— Start Working data —

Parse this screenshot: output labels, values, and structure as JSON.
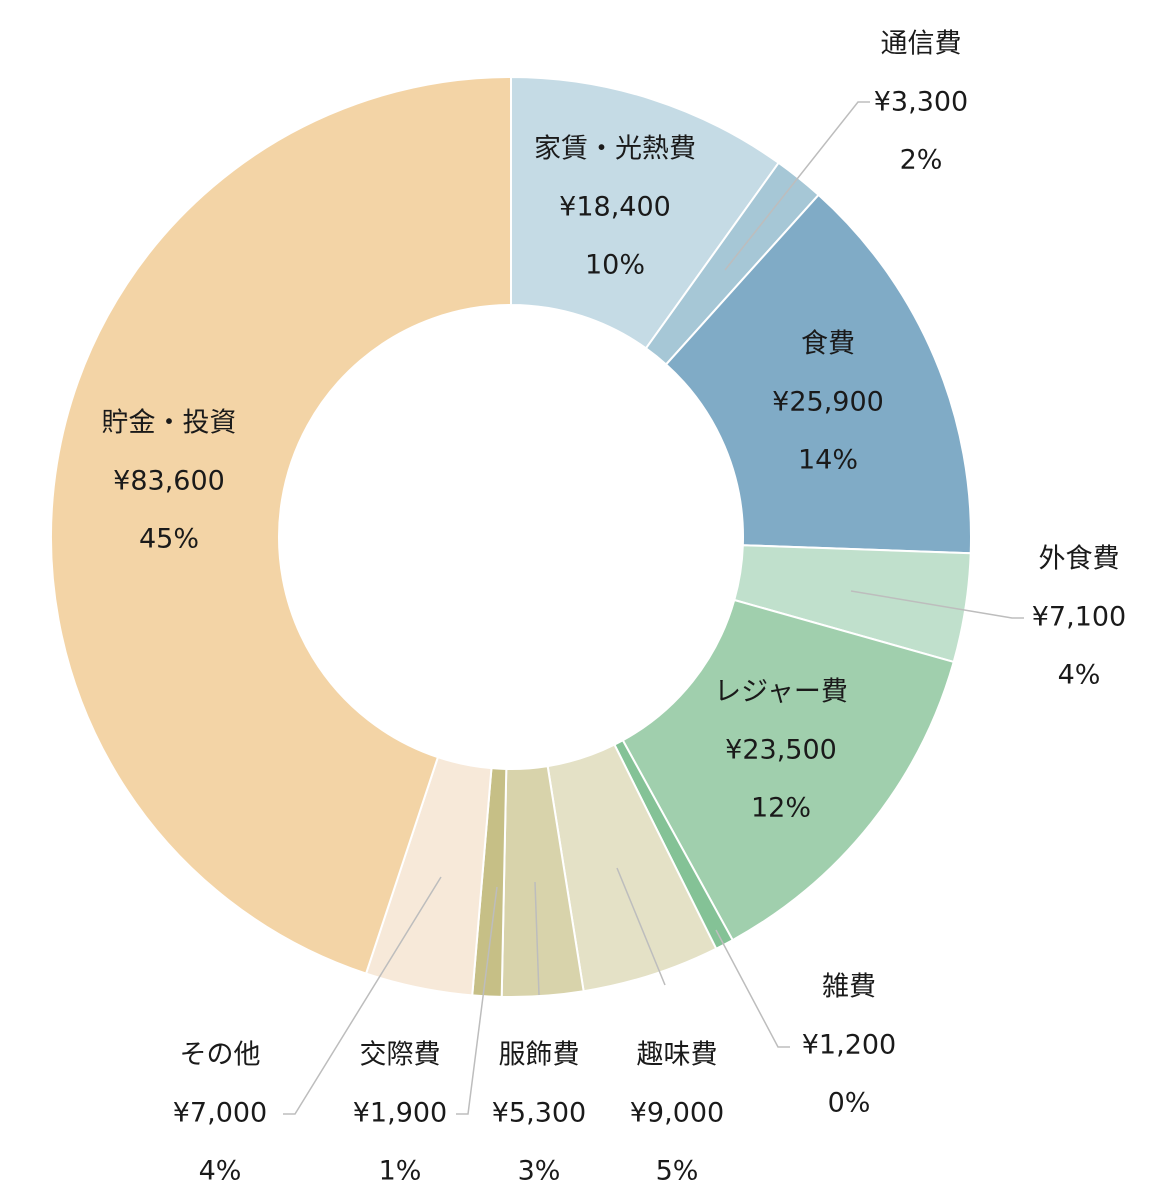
{
  "chart_data": {
    "type": "pie",
    "donut": true,
    "start_angle_deg": 0,
    "direction": "clockwise",
    "slices": [
      {
        "name": "家賃・光熱費",
        "value_label": "¥18,400",
        "percent_label": "10%",
        "value": 18400,
        "color": "#c5dbe5",
        "label_mode": "inside"
      },
      {
        "name": "通信費",
        "value_label": "¥3,300",
        "percent_label": "2%",
        "value": 3300,
        "color": "#a6c7d6",
        "label_mode": "outside"
      },
      {
        "name": "食費",
        "value_label": "¥25,900",
        "percent_label": "14%",
        "value": 25900,
        "color": "#80abc6",
        "label_mode": "inside"
      },
      {
        "name": "外食費",
        "value_label": "¥7,100",
        "percent_label": "4%",
        "value": 7100,
        "color": "#c0e0cc",
        "label_mode": "outside"
      },
      {
        "name": "レジャー費",
        "value_label": "¥23,500",
        "percent_label": "12%",
        "value": 23500,
        "color": "#a0cfad",
        "label_mode": "inside"
      },
      {
        "name": "雑費",
        "value_label": "¥1,200",
        "percent_label": "0%",
        "value": 1200,
        "color": "#84c296",
        "label_mode": "outside"
      },
      {
        "name": "趣味費",
        "value_label": "¥9,000",
        "percent_label": "5%",
        "value": 9000,
        "color": "#e4e1c6",
        "label_mode": "outside"
      },
      {
        "name": "服飾費",
        "value_label": "¥5,300",
        "percent_label": "3%",
        "value": 5300,
        "color": "#d8d3ab",
        "label_mode": "outside"
      },
      {
        "name": "交際費",
        "value_label": "¥1,900",
        "percent_label": "1%",
        "value": 1900,
        "color": "#c6bf86",
        "label_mode": "outside"
      },
      {
        "name": "その他",
        "value_label": "¥7,000",
        "percent_label": "4%",
        "value": 7000,
        "color": "#f7e9d9",
        "label_mode": "outside"
      },
      {
        "name": "貯金・投資",
        "value_label": "¥83,600",
        "percent_label": "45%",
        "value": 83600,
        "color": "#f3d4a6",
        "label_mode": "inside"
      }
    ]
  }
}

— End Working data —

Set down all the entries exactly as they appear, but skip any pictures.

Task answer.
Parse this screenshot: output labels, values, and structure as JSON.
{
  "chart_data": {
    "type": "pie",
    "donut": true,
    "start_angle_deg": 0,
    "direction": "clockwise",
    "slices": [
      {
        "name": "家賃・光熱費",
        "value_label": "¥18,400",
        "percent_label": "10%",
        "value": 18400,
        "color": "#c5dbe5",
        "label_mode": "inside"
      },
      {
        "name": "通信費",
        "value_label": "¥3,300",
        "percent_label": "2%",
        "value": 3300,
        "color": "#a6c7d6",
        "label_mode": "outside"
      },
      {
        "name": "食費",
        "value_label": "¥25,900",
        "percent_label": "14%",
        "value": 25900,
        "color": "#80abc6",
        "label_mode": "inside"
      },
      {
        "name": "外食費",
        "value_label": "¥7,100",
        "percent_label": "4%",
        "value": 7100,
        "color": "#c0e0cc",
        "label_mode": "outside"
      },
      {
        "name": "レジャー費",
        "value_label": "¥23,500",
        "percent_label": "12%",
        "value": 23500,
        "color": "#a0cfad",
        "label_mode": "inside"
      },
      {
        "name": "雑費",
        "value_label": "¥1,200",
        "percent_label": "0%",
        "value": 1200,
        "color": "#84c296",
        "label_mode": "outside"
      },
      {
        "name": "趣味費",
        "value_label": "¥9,000",
        "percent_label": "5%",
        "value": 9000,
        "color": "#e4e1c6",
        "label_mode": "outside"
      },
      {
        "name": "服飾費",
        "value_label": "¥5,300",
        "percent_label": "3%",
        "value": 5300,
        "color": "#d8d3ab",
        "label_mode": "outside"
      },
      {
        "name": "交際費",
        "value_label": "¥1,900",
        "percent_label": "1%",
        "value": 1900,
        "color": "#c6bf86",
        "label_mode": "outside"
      },
      {
        "name": "その他",
        "value_label": "¥7,000",
        "percent_label": "4%",
        "value": 7000,
        "color": "#f7e9d9",
        "label_mode": "outside"
      },
      {
        "name": "貯金・投資",
        "value_label": "¥83,600",
        "percent_label": "45%",
        "value": 83600,
        "color": "#f3d4a6",
        "label_mode": "inside"
      }
    ]
  }
}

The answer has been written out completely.